» Prompt
Extract each line containing the string "until".

Dataset rows
▽

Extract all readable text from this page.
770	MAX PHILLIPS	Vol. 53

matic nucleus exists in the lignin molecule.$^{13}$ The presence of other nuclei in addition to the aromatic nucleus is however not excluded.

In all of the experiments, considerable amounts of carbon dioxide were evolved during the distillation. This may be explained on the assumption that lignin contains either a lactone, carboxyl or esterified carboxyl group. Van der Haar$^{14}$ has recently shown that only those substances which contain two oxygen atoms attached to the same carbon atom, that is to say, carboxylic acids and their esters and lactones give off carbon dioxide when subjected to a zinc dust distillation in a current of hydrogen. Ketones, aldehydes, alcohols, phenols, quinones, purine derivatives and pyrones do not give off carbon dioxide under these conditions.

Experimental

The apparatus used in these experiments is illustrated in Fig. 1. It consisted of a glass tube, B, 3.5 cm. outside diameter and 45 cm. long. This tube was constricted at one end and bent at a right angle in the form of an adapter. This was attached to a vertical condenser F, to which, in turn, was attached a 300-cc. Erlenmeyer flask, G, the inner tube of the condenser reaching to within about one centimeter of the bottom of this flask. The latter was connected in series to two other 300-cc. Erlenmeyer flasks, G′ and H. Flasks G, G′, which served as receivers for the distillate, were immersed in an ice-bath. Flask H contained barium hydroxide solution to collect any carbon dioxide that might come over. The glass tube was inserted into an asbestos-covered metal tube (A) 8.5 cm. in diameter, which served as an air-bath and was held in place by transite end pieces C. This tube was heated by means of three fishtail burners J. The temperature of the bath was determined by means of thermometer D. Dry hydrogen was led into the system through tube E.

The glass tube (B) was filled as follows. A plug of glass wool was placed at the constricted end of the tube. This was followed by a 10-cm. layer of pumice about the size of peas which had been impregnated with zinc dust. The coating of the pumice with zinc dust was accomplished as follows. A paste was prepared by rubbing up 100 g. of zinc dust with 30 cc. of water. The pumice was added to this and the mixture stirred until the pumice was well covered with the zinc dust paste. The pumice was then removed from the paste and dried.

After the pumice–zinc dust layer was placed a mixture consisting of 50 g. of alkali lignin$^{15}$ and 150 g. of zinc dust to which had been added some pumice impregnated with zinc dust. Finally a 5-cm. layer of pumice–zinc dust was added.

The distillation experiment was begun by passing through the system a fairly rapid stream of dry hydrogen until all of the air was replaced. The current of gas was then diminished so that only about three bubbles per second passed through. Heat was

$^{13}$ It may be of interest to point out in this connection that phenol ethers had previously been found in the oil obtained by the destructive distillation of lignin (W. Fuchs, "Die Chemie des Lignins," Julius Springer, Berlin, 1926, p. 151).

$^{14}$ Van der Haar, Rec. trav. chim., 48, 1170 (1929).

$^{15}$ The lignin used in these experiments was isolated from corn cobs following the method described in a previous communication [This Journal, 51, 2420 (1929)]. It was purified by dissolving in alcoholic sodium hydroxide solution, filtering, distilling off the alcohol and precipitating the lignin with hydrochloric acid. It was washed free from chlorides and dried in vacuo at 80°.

△

» Written response
The glass tube (B) was filled as follows. A plug of glass wool was placed at the constricted end of the tube. This was followed by a 10-cm. layer of pumice about the size of peas which had been impregnated with zinc dust. The coating of the pumice with zinc dust was accomplished as follows. A paste was prepared by rubbing up 100 g. of zinc dust with 30 cc. of water. The pumice was added to this and the mixture stirred until the pumice was well covered with the zinc dust paste. The pumice was then removed from the paste and dried.
The distillation experiment was begun by passing through the system a fairly rapid stream of dry hydrogen until all of the air was replaced. The current of gas was then diminished so that only about three bubbles per second passed through. Heat was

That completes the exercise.